Stored data:
# # # #
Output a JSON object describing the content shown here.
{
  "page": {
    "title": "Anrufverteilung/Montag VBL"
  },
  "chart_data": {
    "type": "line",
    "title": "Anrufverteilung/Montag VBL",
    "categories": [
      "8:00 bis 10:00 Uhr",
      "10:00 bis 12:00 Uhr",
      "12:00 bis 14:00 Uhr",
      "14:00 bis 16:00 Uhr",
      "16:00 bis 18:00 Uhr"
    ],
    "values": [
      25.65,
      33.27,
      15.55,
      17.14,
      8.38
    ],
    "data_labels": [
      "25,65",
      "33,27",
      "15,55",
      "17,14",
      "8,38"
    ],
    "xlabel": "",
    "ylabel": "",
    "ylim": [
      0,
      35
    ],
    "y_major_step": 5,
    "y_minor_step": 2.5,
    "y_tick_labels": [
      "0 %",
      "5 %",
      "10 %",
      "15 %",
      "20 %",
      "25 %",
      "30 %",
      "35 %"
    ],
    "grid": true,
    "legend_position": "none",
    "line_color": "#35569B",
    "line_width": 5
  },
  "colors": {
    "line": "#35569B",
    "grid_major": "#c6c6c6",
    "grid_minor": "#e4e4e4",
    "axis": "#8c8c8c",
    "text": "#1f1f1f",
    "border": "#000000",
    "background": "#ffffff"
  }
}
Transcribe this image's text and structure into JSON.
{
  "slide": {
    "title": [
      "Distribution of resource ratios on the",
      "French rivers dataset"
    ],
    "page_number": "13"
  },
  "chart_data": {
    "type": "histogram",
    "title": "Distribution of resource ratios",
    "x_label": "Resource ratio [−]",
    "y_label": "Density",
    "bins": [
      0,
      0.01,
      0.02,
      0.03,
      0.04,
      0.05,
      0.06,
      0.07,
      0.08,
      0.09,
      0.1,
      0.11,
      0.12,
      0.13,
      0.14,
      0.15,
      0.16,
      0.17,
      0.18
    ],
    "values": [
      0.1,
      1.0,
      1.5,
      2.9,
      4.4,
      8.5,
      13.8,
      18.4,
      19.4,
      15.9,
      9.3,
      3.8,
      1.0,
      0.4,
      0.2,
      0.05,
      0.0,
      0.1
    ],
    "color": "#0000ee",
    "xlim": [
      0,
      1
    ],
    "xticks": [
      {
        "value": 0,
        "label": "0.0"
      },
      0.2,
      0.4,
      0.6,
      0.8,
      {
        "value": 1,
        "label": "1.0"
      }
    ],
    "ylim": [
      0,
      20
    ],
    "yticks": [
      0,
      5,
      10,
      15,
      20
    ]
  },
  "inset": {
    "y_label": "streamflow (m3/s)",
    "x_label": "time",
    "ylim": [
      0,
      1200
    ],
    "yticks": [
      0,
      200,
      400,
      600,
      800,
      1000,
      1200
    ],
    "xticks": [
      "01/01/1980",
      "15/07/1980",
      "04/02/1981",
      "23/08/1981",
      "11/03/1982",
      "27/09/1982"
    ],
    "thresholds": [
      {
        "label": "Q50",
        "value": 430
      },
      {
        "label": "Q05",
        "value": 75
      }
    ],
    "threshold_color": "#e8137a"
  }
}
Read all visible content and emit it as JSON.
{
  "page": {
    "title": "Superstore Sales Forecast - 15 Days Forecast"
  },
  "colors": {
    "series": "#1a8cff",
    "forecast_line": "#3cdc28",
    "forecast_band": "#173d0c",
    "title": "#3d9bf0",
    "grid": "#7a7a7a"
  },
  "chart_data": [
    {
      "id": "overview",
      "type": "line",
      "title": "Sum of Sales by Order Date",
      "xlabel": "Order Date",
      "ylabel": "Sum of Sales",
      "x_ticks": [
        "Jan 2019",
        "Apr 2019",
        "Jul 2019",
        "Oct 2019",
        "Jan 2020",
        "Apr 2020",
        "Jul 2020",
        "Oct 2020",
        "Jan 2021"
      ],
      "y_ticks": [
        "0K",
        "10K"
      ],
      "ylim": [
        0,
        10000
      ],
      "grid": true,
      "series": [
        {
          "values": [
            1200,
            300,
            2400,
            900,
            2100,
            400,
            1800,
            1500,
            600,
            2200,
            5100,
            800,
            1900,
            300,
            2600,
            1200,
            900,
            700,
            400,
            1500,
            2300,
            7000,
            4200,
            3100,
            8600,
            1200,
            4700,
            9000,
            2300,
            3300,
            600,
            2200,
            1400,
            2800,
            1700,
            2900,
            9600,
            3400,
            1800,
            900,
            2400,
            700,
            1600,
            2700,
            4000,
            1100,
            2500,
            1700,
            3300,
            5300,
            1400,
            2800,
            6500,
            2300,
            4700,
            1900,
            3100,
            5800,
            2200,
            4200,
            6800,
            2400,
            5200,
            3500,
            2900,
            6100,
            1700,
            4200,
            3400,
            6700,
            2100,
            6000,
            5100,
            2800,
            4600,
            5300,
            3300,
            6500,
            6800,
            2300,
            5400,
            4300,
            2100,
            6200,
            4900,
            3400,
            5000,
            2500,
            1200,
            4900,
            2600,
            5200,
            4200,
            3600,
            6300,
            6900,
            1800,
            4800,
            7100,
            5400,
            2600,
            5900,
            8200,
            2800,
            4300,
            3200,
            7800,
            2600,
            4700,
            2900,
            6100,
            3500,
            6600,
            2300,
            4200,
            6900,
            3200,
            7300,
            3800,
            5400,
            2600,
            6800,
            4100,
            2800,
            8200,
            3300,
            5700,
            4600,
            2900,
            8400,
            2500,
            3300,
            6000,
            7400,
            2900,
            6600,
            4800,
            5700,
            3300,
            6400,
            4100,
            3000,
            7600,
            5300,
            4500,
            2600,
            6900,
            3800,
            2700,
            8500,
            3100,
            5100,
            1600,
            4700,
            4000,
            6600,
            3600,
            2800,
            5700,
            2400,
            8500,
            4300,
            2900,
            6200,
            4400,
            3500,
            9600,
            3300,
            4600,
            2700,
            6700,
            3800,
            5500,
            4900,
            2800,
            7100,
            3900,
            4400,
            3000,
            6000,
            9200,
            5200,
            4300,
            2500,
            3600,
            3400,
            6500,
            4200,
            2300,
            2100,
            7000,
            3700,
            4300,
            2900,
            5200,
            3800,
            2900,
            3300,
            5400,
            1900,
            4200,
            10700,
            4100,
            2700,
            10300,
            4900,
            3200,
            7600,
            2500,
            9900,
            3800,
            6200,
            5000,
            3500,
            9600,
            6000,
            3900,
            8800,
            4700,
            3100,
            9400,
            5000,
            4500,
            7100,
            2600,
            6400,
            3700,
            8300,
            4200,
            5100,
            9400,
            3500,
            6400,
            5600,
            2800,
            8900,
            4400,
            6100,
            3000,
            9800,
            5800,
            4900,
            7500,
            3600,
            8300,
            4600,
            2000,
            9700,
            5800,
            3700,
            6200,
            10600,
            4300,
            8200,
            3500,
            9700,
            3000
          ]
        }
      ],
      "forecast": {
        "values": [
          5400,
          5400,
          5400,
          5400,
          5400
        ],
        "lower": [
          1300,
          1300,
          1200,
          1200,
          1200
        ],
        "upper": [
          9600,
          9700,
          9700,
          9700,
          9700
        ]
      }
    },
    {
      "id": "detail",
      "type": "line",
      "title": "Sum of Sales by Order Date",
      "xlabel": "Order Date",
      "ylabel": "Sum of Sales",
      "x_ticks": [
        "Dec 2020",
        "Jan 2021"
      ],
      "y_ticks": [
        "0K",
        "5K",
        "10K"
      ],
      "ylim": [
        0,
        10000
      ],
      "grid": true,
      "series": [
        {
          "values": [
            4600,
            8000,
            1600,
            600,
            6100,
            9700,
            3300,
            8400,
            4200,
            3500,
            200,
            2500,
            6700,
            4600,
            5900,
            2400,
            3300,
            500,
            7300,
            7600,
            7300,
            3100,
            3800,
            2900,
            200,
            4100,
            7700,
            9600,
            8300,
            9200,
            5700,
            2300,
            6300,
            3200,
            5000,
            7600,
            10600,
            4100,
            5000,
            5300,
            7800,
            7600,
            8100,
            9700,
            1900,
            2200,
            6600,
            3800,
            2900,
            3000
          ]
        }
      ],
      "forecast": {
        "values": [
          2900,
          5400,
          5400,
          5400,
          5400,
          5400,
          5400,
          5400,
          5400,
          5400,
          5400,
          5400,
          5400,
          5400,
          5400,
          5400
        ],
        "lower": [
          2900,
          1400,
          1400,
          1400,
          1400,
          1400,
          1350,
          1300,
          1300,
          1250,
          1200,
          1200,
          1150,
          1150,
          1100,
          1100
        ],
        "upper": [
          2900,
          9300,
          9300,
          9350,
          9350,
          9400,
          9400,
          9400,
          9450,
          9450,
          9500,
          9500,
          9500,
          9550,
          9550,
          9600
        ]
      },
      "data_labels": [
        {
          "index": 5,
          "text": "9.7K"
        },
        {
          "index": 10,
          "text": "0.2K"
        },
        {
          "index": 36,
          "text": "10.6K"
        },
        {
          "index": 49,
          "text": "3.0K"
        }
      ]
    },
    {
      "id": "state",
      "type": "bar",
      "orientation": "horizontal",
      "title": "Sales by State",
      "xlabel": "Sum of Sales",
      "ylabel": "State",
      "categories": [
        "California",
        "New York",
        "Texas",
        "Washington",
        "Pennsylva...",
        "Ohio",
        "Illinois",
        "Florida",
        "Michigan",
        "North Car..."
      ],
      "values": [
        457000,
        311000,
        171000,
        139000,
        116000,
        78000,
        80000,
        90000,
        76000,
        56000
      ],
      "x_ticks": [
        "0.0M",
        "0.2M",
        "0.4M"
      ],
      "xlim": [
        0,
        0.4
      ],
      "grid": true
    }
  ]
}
# # # #
Short exercise: Select the lines from the entries that include the word "Anrufverteilung".

Result:
    "title": "Anrufverteilung/Montag VBL"
    "title": "Anrufverteilung/Montag VBL",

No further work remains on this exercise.